• [GIVEN EXERCISE]
Transcribe each of the records below exactly, excluding all pictures.

(Data excerpts)
↓↓↓
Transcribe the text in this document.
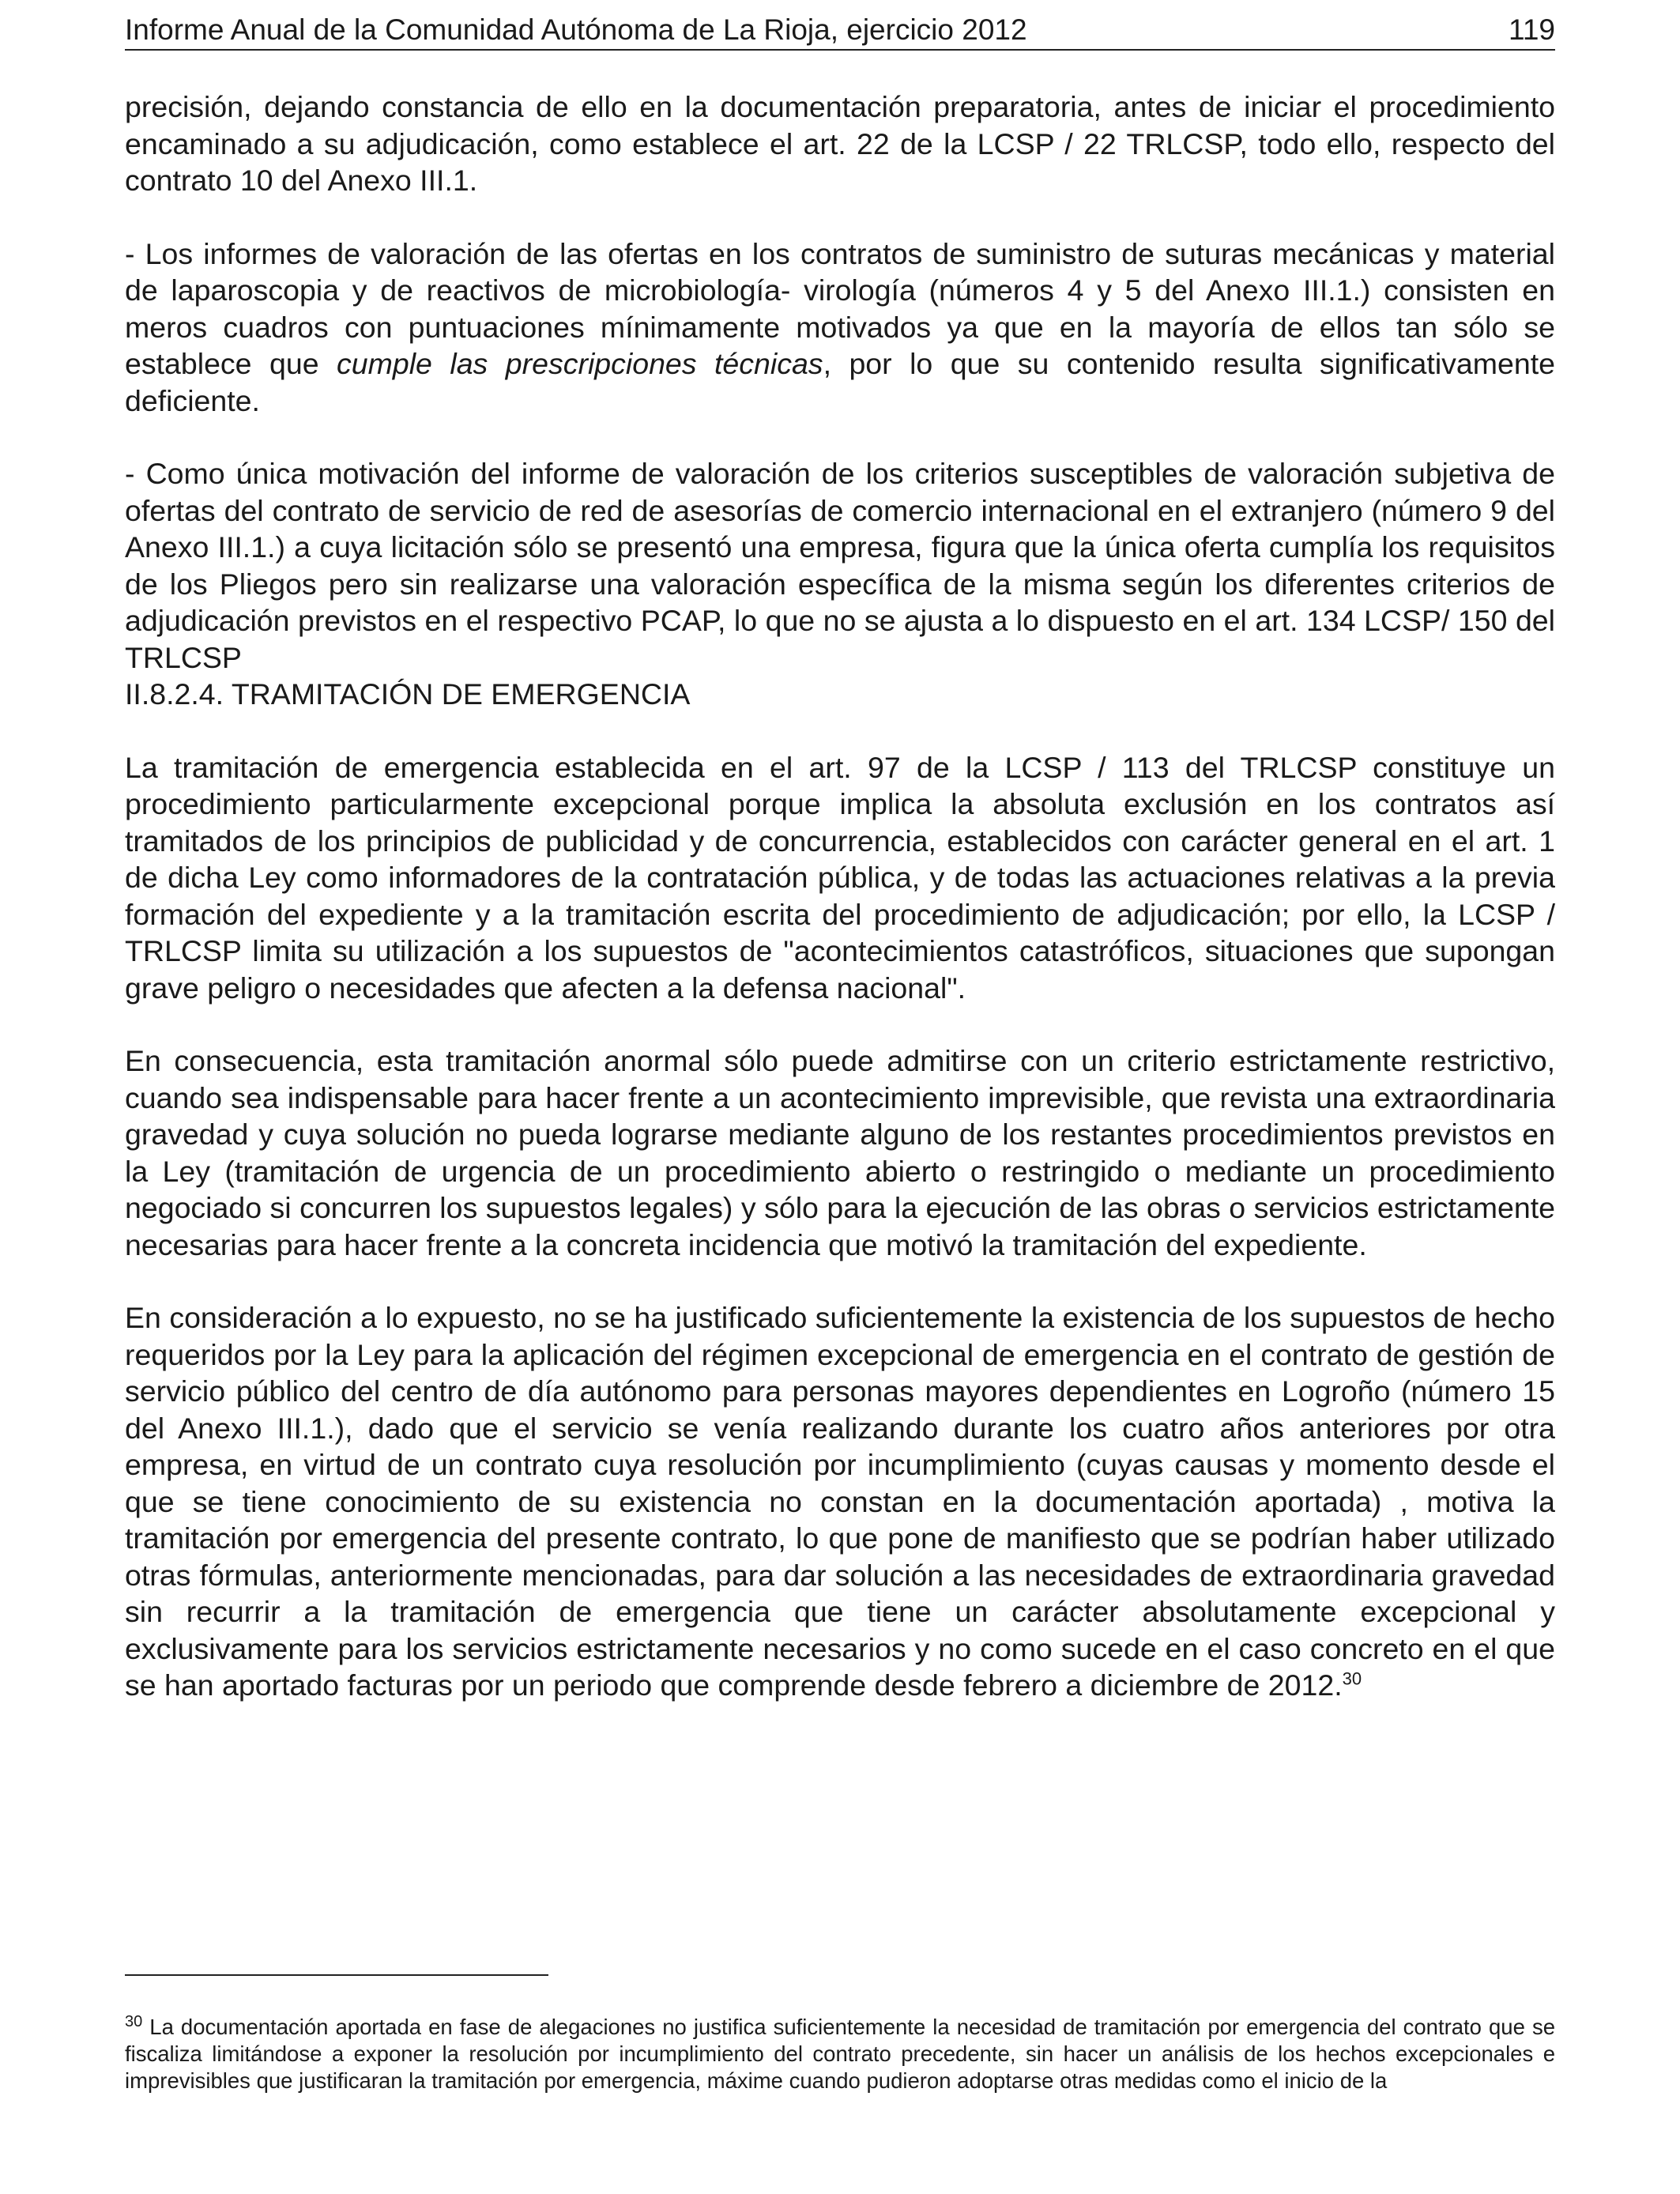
Informe Anual de la Comunidad Autónoma de La Rioja, ejercicio 2012	119

precisión, dejando constancia de ello en la documentación preparatoria, antes de iniciar el procedimiento encaminado a su adjudicación, como establece el art. 22 de la LCSP / 22 TRLCSP, todo ello, respecto del contrato 10 del Anexo III.1.

- Los informes de valoración de las ofertas en los contratos de suministro de suturas mecánicas y material de laparoscopia y de reactivos de microbiología- virología (números 4 y 5 del Anexo III.1.) consisten en meros cuadros con puntuaciones mínimamente motivados ya que en la mayoría de ellos tan sólo se establece que cumple las prescripciones técnicas, por lo que su contenido resulta significativamente deficiente.

- Como única motivación del informe de valoración de los criterios susceptibles de valoración subjetiva de ofertas del contrato de servicio de red de asesorías de comercio internacional en el extranjero (número 9 del Anexo III.1.) a cuya licitación sólo se presentó una empresa, figura que la única oferta cumplía los requisitos de los Pliegos pero sin realizarse una valoración específica de la misma según los diferentes criterios de adjudicación previstos en el respectivo PCAP, lo que no se ajusta a lo dispuesto en el art. 134 LCSP/ 150 del TRLCSP

II.8.2.4. TRAMITACIÓN DE EMERGENCIA

La tramitación de emergencia establecida en el art. 97 de la LCSP / 113 del TRLCSP constituye un procedimiento particularmente excepcional porque implica la absoluta exclusión en los contratos así tramitados de los principios de publicidad y de concurrencia, establecidos con carácter general en el art. 1 de dicha Ley como informadores de la contratación pública, y de todas las actuaciones relativas a la previa formación del expediente y a la tramitación escrita del procedimiento de adjudicación; por ello, la LCSP / TRLCSP limita su utilización a los supuestos de "acontecimientos catastróficos, situaciones que supongan grave peligro o necesidades que afecten a la defensa nacional".

En consecuencia, esta tramitación anormal sólo puede admitirse con un criterio estrictamente restrictivo, cuando sea indispensable para hacer frente a un acontecimiento imprevisible, que revista una extraordinaria gravedad y cuya solución no pueda lograrse mediante alguno de los restantes procedimientos previstos en la Ley (tramitación de urgencia de un procedimiento abierto o restringido o mediante un procedimiento negociado si concurren los supuestos legales) y sólo para la ejecución de las obras o servicios estrictamente necesarias para hacer frente a la concreta incidencia que motivó la tramitación del expediente.

En consideración a lo expuesto, no se ha justificado suficientemente la existencia de los supuestos de hecho requeridos por la Ley para la aplicación del régimen excepcional de emergencia en el contrato de gestión de servicio público del centro de día autónomo para personas mayores dependientes en Logroño (número 15 del Anexo III.1.), dado que el servicio se venía realizando durante los cuatro años anteriores por otra empresa, en virtud de un contrato cuya resolución por incumplimiento (cuyas causas y momento desde el que se tiene conocimiento de su existencia no constan en la documentación aportada) , motiva la tramitación por emergencia del presente contrato, lo que pone de manifiesto que se podrían haber utilizado otras fórmulas, anteriormente mencionadas, para dar solución a las necesidades de extraordinaria gravedad sin recurrir a la tramitación de emergencia que tiene un carácter absolutamente excepcional y exclusivamente para los servicios estrictamente necesarios y no como sucede en el caso concreto en el que se han aportado facturas por un periodo que comprende desde febrero a diciembre de 2012.30

$^{30}$ La documentación aportada en fase de alegaciones no justifica suficientemente la necesidad de tramitación por emergencia del contrato que se fiscaliza limitándose a exponer la resolución por incumplimiento del contrato precedente, sin hacer un análisis de los hechos excepcionales e imprevisibles que justificaran la tramitación por emergencia, máxime cuando pudieron adoptarse otras medidas como el inicio de la
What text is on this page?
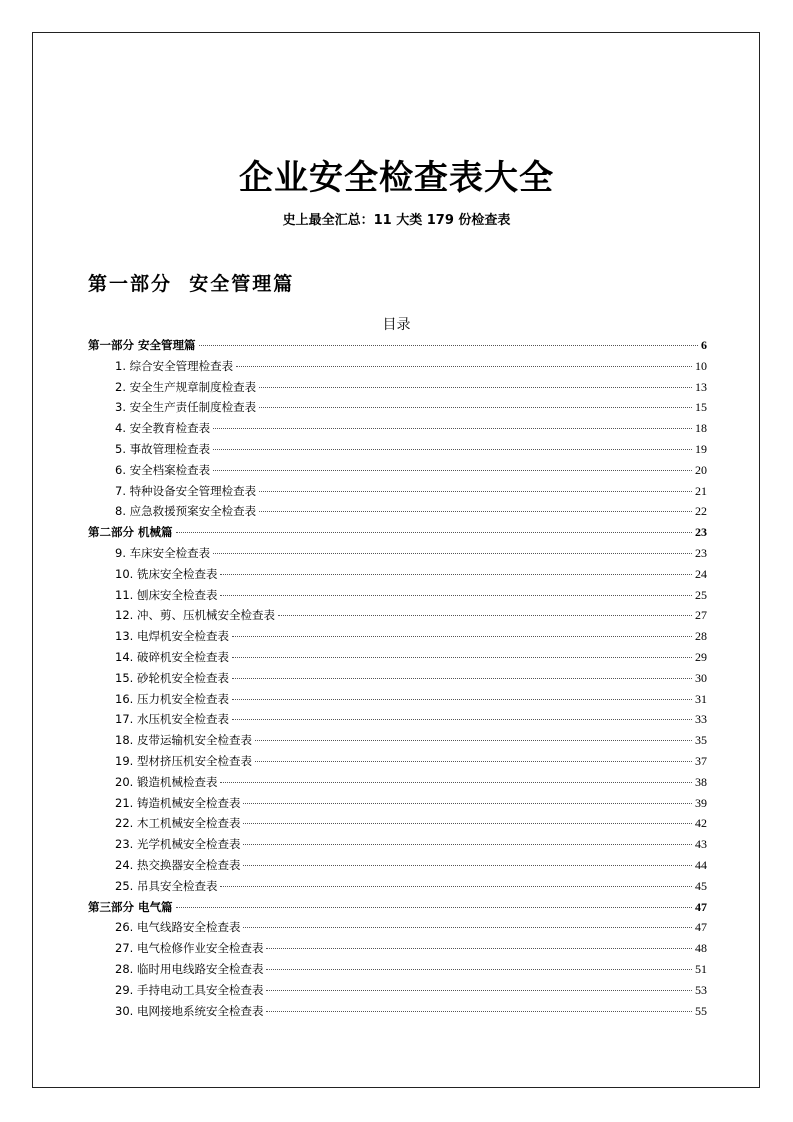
企业安全检查表大全
史上最全汇总：11 大类 179 份检查表
第一部分  安全管理篇
目录
第一部分 安全管理篇	6
1. 综合安全管理检查表	10
2. 安全生产规章制度检查表	13
3. 安全生产责任制度检查表	15
4. 安全教育检查表	18
5. 事故管理检查表	19
6. 安全档案检查表	20
7. 特种设备安全管理检查表	21
8. 应急救援预案安全检查表	22
第二部分 机械篇	23
9. 车床安全检查表	23
10. 铣床安全检查表	24
11. 刨床安全检查表	25
12. 冲、剪、压机械安全检查表	27
13. 电焊机安全检查表	28
14. 破碎机安全检查表	29
15. 砂轮机安全检查表	30
16. 压力机安全检查表	31
17. 水压机安全检查表	33
18. 皮带运输机安全检查表	35
19. 型材挤压机安全检查表	37
20. 锻造机械检查表	38
21. 铸造机械安全检查表	39
22. 木工机械安全检查表	42
23. 光学机械安全检查表	43
24. 热交换器安全检查表	44
25. 吊具安全检查表	45
第三部分 电气篇	47
26. 电气线路安全检查表	47
27. 电气检修作业安全检查表	48
28. 临时用电线路安全检查表	51
29. 手持电动工具安全检查表	53
30. 电网接地系统安全检查表	55
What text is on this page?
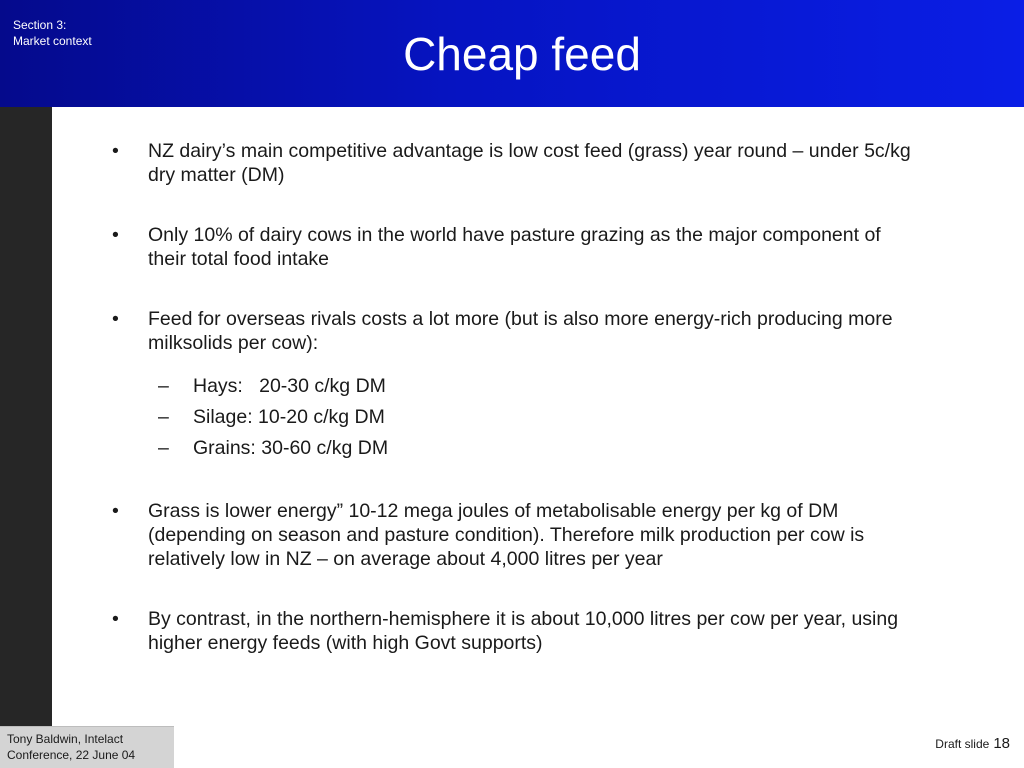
Section 3:
Market context	Cheap feed

• NZ dairy’s main competitive advantage is low cost feed (grass) year round – under 5c/kg dry matter (DM)

• Only 10% of dairy cows in the world have pasture grazing as the major component of their total food intake

• Feed for overseas rivals costs a lot more (but is also more energy-rich producing more milksolids per cow):

– Hays:   20-30 c/kg DM

– Silage: 10-20 c/kg DM

– Grains: 30-60 c/kg DM

• Grass is lower energy” 10-12 mega joules of metabolisable energy per kg of DM (depending on season and pasture condition). Therefore milk production per cow is relatively low in NZ – on average about 4,000 litres per year

• By contrast, in the northern-hemisphere it is about 10,000 litres per cow per year, using higher energy feeds (with high Govt supports)

Tony Baldwin, Intelact
Conference, 22 June 04
Draft slide 18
↑↑↑
• [RESULT FOR THIS EXERCISE]
Transcribe the text in this document.
Informe Anual de la Comunidad Autónoma de La Rioja, ejercicio 2012	119

precisión, dejando constancia de ello en la documentación preparatoria, antes de iniciar el procedimiento encaminado a su adjudicación, como establece el art. 22 de la LCSP / 22 TRLCSP, todo ello, respecto del contrato 10 del Anexo III.1.

- Los informes de valoración de las ofertas en los contratos de suministro de suturas mecánicas y material de laparoscopia y de reactivos de microbiología- virología (números 4 y 5 del Anexo III.1.) consisten en meros cuadros con puntuaciones mínimamente motivados ya que en la mayoría de ellos tan sólo se establece que cumple las prescripciones técnicas, por lo que su contenido resulta significativamente deficiente.

- Como única motivación del informe de valoración de los criterios susceptibles de valoración subjetiva de ofertas del contrato de servicio de red de asesorías de comercio internacional en el extranjero (número 9 del Anexo III.1.) a cuya licitación sólo se presentó una empresa, figura que la única oferta cumplía los requisitos de los Pliegos pero sin realizarse una valoración específica de la misma según los diferentes criterios de adjudicación previstos en el respectivo PCAP, lo que no se ajusta a lo dispuesto en el art. 134 LCSP/ 150 del TRLCSP

II.8.2.4. TRAMITACIÓN DE EMERGENCIA

La tramitación de emergencia establecida en el art. 97 de la LCSP / 113 del TRLCSP constituye un procedimiento particularmente excepcional porque implica la absoluta exclusión en los contratos así tramitados de los principios de publicidad y de concurrencia, establecidos con carácter general en el art. 1 de dicha Ley como informadores de la contratación pública, y de todas las actuaciones relativas a la previa formación del expediente y a la tramitación escrita del procedimiento de adjudicación; por ello, la LCSP / TRLCSP limita su utilización a los supuestos de "acontecimientos catastróficos, situaciones que supongan grave peligro o necesidades que afecten a la defensa nacional".

En consecuencia, esta tramitación anormal sólo puede admitirse con un criterio estrictamente restrictivo, cuando sea indispensable para hacer frente a un acontecimiento imprevisible, que revista una extraordinaria gravedad y cuya solución no pueda lograrse mediante alguno de los restantes procedimientos previstos en la Ley (tramitación de urgencia de un procedimiento abierto o restringido o mediante un procedimiento negociado si concurren los supuestos legales) y sólo para la ejecución de las obras o servicios estrictamente necesarias para hacer frente a la concreta incidencia que motivó la tramitación del expediente.

En consideración a lo expuesto, no se ha justificado suficientemente la existencia de los supuestos de hecho requeridos por la Ley para la aplicación del régimen excepcional de emergencia en el contrato de gestión de servicio público del centro de día autónomo para personas mayores dependientes en Logroño (número 15 del Anexo III.1.), dado que el servicio se venía realizando durante los cuatro años anteriores por otra empresa, en virtud de un contrato cuya resolución por incumplimiento (cuyas causas y momento desde el que se tiene conocimiento de su existencia no constan en la documentación aportada) , motiva la tramitación por emergencia del presente contrato, lo que pone de manifiesto que se podrían haber utilizado otras fórmulas, anteriormente mencionadas, para dar solución a las necesidades de extraordinaria gravedad sin recurrir a la tramitación de emergencia que tiene un carácter absolutamente excepcional y exclusivamente para los servicios estrictamente necesarios y no como sucede en el caso concreto en el que se han aportado facturas por un periodo que comprende desde febrero a diciembre de 2012.30

$^{30}$ La documentación aportada en fase de alegaciones no justifica suficientemente la necesidad de tramitación por emergencia del contrato que se fiscaliza limitándose a exponer la resolución por incumplimiento del contrato precedente, sin hacer un análisis de los hechos excepcionales e imprevisibles que justificaran la tramitación por emergencia, máxime cuando pudieron adoptarse otras medidas como el inicio de la
What text is on this page?
企业安全检查表大全
史上最全汇总：11 大类 179 份检查表
第一部分  安全管理篇
目录
第一部分 安全管理篇	6
1. 综合安全管理检查表	10
2. 安全生产规章制度检查表	13
3. 安全生产责任制度检查表	15
4. 安全教育检查表	18
5. 事故管理检查表	19
6. 安全档案检查表	20
7. 特种设备安全管理检查表	21
8. 应急救援预案安全检查表	22
第二部分 机械篇	23
9. 车床安全检查表	23
10. 铣床安全检查表	24
11. 刨床安全检查表	25
12. 冲、剪、压机械安全检查表	27
13. 电焊机安全检查表	28
14. 破碎机安全检查表	29
15. 砂轮机安全检查表	30
16. 压力机安全检查表	31
17. 水压机安全检查表	33
18. 皮带运输机安全检查表	35
19. 型材挤压机安全检查表	37
20. 锻造机械检查表	38
21. 铸造机械安全检查表	39
22. 木工机械安全检查表	42
23. 光学机械安全检查表	43
24. 热交换器安全检查表	44
25. 吊具安全检查表	45
第三部分 电气篇	47
26. 电气线路安全检查表	47
27. 电气检修作业安全检查表	48
28. 临时用电线路安全检查表	51
29. 手持电动工具安全检查表	53
30. 电网接地系统安全检查表	55
What text is on this page?
Section 3:
Market context	Cheap feed

• NZ dairy’s main competitive advantage is low cost feed (grass) year round – under 5c/kg dry matter (DM)

• Only 10% of dairy cows in the world have pasture grazing as the major component of their total food intake

• Feed for overseas rivals costs a lot more (but is also more energy-rich producing more milksolids per cow):

– Hays:   20-30 c/kg DM

– Silage: 10-20 c/kg DM

– Grains: 30-60 c/kg DM

• Grass is lower energy” 10-12 mega joules of metabolisable energy per kg of DM (depending on season and pasture condition). Therefore milk production per cow is relatively low in NZ – on average about 4,000 litres per year

• By contrast, in the northern-hemisphere it is about 10,000 litres per cow per year, using higher energy feeds (with high Govt supports)

Tony Baldwin, Intelact
Conference, 22 June 04
Draft slide 18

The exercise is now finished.